___ EXTRACTED MATERIAL

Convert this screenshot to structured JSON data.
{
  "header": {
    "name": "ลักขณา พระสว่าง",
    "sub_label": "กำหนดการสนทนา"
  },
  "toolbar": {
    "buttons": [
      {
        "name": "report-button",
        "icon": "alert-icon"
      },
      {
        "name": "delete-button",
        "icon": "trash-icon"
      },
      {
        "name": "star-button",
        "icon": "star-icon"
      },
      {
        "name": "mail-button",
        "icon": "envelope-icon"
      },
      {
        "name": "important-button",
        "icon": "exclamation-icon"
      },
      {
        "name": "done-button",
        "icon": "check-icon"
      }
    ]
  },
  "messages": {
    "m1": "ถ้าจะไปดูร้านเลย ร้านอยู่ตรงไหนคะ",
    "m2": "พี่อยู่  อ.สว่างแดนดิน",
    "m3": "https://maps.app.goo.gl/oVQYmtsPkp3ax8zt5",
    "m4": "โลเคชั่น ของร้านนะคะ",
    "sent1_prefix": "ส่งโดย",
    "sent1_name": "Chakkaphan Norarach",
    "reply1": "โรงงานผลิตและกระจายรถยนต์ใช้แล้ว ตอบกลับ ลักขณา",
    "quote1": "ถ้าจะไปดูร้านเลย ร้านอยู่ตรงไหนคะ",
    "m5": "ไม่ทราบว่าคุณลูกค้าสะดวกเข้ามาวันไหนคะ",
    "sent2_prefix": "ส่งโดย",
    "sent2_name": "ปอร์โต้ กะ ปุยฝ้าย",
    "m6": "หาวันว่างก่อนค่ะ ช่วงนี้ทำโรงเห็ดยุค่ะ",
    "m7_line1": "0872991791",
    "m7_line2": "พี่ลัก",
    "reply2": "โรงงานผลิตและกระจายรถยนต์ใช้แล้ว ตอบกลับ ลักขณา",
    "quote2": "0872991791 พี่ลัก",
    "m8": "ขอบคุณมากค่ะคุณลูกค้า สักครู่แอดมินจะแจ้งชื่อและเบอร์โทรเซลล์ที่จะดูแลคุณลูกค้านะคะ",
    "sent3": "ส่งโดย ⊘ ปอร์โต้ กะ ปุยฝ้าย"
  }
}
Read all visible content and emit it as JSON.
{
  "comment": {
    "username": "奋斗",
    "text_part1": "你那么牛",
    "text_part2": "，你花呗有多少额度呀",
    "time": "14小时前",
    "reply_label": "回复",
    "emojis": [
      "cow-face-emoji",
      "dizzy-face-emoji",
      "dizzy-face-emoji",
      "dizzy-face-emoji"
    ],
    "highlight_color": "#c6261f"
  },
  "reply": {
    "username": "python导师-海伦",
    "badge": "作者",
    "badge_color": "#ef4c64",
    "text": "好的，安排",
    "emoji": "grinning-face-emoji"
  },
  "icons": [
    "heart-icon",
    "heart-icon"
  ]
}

______

# PROBLEM
Make an exact copy of every line in the data.

# WRITTEN ANSWER
Convert this screenshot to structured JSON data.
{
  "header": {
    "name": "ลักขณา พระสว่าง",
    "sub_label": "กำหนดการสนทนา"
  },
  "toolbar": {
    "buttons": [
      {
        "name": "report-button",
        "icon": "alert-icon"
      },
      {
        "name": "delete-button",
        "icon": "trash-icon"
      },
      {
        "name": "star-button",
        "icon": "star-icon"
      },
      {
        "name": "mail-button",
        "icon": "envelope-icon"
      },
      {
        "name": "important-button",
        "icon": "exclamation-icon"
      },
      {
        "name": "done-button",
        "icon": "check-icon"
      }
    ]
  },
  "messages": {
    "m1": "ถ้าจะไปดูร้านเลย ร้านอยู่ตรงไหนคะ",
    "m2": "พี่อยู่  อ.สว่างแดนดิน",
    "m3": "https://maps.app.goo.gl/oVQYmtsPkp3ax8zt5",
    "m4": "โลเคชั่น ของร้านนะคะ",
    "sent1_prefix": "ส่งโดย",
    "sent1_name": "Chakkaphan Norarach",
    "reply1": "โรงงานผลิตและกระจายรถยนต์ใช้แล้ว ตอบกลับ ลักขณา",
    "quote1": "ถ้าจะไปดูร้านเลย ร้านอยู่ตรงไหนคะ",
    "m5": "ไม่ทราบว่าคุณลูกค้าสะดวกเข้ามาวันไหนคะ",
    "sent2_prefix": "ส่งโดย",
    "sent2_name": "ปอร์โต้ กะ ปุยฝ้าย",
    "m6": "หาวันว่างก่อนค่ะ ช่วงนี้ทำโรงเห็ดยุค่ะ",
    "m7_line1": "0872991791",
    "m7_line2": "พี่ลัก",
    "reply2": "โรงงานผลิตและกระจายรถยนต์ใช้แล้ว ตอบกลับ ลักขณา",
    "quote2": "0872991791 พี่ลัก",
    "m8": "ขอบคุณมากค่ะคุณลูกค้า สักครู่แอดมินจะแจ้งชื่อและเบอร์โทรเซลล์ที่จะดูแลคุณลูกค้านะคะ",
    "sent3": "ส่งโดย ⊘ ปอร์โต้ กะ ปุยฝ้าย"
  }
}
Read all visible content and emit it as JSON.
{
  "comment": {
    "username": "奋斗",
    "text_part1": "你那么牛",
    "text_part2": "，你花呗有多少额度呀",
    "time": "14小时前",
    "reply_label": "回复",
    "emojis": [
      "cow-face-emoji",
      "dizzy-face-emoji",
      "dizzy-face-emoji",
      "dizzy-face-emoji"
    ],
    "highlight_color": "#c6261f"
  },
  "reply": {
    "username": "python导师-海伦",
    "badge": "作者",
    "badge_color": "#ef4c64",
    "text": "好的，安排",
    "emoji": "grinning-face-emoji"
  },
  "icons": [
    "heart-icon",
    "heart-icon"
  ]
}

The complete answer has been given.